-- start of Data --
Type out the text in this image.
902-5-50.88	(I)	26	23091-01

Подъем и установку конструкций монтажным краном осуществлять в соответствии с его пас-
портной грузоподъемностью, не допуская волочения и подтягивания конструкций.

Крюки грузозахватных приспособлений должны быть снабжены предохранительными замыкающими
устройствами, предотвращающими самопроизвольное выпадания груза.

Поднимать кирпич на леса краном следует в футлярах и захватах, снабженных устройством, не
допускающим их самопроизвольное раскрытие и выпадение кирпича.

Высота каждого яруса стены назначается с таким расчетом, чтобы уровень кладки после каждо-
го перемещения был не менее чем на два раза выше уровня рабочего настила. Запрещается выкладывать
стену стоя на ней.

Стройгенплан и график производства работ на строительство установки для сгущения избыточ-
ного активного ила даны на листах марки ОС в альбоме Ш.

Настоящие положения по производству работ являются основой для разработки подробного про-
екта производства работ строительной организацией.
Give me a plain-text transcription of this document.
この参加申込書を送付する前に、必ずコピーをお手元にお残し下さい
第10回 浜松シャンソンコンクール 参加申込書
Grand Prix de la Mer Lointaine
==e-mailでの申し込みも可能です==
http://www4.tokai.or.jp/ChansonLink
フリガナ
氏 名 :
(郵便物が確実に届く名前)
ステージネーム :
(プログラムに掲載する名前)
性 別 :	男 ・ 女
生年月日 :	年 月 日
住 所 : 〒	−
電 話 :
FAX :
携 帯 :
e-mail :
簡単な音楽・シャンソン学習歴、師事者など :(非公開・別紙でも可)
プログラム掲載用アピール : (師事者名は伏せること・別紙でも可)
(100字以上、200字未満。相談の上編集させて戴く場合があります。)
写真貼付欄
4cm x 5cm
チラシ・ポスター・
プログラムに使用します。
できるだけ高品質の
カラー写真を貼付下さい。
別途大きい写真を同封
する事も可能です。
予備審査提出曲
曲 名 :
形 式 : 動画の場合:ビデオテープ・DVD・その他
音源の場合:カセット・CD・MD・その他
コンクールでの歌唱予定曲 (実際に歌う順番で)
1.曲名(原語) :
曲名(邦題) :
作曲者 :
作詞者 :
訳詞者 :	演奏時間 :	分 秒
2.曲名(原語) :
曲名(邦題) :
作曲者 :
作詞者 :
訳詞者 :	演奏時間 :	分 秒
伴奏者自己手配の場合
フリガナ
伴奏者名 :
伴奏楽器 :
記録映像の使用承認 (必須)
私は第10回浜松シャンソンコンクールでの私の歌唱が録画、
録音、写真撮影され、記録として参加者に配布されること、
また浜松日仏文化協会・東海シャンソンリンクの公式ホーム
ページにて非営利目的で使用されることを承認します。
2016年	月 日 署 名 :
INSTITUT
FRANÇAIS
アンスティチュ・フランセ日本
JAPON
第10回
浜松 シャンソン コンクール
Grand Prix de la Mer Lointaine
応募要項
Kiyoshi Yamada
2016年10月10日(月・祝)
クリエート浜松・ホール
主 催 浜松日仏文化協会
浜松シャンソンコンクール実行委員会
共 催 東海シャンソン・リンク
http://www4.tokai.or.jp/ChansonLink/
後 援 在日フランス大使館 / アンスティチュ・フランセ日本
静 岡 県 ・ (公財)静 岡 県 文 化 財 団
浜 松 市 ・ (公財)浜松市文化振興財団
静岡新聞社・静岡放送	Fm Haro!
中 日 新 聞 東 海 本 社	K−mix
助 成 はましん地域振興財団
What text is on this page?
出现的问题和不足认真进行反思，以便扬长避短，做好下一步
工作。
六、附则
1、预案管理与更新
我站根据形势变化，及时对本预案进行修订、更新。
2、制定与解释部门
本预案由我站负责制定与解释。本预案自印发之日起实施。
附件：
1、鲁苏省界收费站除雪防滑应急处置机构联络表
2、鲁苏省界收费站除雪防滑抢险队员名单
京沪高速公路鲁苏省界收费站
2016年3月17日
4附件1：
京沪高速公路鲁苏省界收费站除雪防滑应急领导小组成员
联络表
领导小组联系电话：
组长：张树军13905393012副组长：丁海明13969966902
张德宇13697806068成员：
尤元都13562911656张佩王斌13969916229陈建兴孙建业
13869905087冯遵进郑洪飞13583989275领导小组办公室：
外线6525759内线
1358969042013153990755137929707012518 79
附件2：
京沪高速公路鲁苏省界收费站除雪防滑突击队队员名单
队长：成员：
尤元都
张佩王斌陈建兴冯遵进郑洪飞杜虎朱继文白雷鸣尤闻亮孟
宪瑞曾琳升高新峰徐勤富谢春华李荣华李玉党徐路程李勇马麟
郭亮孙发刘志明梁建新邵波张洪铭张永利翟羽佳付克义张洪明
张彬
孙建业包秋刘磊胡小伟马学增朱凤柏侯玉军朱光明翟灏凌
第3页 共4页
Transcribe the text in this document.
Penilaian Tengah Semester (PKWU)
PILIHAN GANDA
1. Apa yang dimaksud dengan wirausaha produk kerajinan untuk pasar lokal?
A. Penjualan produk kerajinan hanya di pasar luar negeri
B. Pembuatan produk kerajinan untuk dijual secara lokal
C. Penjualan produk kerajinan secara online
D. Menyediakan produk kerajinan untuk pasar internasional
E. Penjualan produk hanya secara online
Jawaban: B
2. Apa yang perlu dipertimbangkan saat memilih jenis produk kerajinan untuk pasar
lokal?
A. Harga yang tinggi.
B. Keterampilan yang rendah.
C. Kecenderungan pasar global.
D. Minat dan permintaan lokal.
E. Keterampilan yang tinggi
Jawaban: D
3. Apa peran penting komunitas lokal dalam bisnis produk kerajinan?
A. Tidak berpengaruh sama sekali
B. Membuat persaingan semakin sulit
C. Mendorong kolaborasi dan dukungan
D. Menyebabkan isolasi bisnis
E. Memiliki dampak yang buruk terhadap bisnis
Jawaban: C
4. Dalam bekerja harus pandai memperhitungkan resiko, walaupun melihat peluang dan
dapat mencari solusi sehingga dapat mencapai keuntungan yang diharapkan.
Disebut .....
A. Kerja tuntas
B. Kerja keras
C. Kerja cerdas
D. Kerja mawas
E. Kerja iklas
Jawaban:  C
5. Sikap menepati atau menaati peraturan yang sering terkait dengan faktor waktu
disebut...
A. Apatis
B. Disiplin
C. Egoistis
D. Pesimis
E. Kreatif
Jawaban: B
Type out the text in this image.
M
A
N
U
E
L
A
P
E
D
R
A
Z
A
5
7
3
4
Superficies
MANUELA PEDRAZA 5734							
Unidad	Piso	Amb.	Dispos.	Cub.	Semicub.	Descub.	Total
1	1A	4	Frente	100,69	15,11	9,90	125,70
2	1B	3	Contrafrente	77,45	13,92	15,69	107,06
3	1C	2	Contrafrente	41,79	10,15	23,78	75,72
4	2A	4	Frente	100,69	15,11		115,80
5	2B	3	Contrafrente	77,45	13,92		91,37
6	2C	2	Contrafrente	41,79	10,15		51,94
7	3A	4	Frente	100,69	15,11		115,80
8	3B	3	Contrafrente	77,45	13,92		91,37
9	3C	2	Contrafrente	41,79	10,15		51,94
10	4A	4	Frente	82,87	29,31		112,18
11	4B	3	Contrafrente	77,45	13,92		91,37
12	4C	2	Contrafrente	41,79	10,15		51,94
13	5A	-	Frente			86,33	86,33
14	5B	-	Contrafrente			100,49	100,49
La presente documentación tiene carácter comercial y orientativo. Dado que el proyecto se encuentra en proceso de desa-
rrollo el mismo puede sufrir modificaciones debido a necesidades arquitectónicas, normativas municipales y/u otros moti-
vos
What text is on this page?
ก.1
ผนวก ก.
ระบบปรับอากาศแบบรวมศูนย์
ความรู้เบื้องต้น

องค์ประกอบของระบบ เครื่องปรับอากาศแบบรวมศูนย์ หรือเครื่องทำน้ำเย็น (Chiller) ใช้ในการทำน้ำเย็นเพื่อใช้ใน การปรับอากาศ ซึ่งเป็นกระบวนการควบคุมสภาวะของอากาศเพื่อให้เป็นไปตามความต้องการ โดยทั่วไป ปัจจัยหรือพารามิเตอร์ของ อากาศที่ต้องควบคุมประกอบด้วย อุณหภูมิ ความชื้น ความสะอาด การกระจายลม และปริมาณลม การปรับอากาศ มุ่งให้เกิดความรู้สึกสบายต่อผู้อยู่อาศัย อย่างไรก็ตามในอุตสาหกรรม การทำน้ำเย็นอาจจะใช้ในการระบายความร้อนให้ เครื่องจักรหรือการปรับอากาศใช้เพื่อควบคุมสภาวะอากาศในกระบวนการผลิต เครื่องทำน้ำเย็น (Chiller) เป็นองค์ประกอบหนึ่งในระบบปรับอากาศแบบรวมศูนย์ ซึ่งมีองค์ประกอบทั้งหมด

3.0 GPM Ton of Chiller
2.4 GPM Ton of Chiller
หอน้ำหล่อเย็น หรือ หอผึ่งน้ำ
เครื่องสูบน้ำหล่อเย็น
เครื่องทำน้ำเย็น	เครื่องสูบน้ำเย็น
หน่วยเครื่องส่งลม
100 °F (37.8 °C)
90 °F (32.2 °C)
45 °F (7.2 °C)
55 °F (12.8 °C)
-- end of Data --
Task description ->
Please list every line of the records that contains "Penjualan".

Correct response ->
A. Penjualan produk kerajinan hanya di pasar luar negeri
C. Penjualan produk kerajinan secara online
E. Penjualan produk hanya secara online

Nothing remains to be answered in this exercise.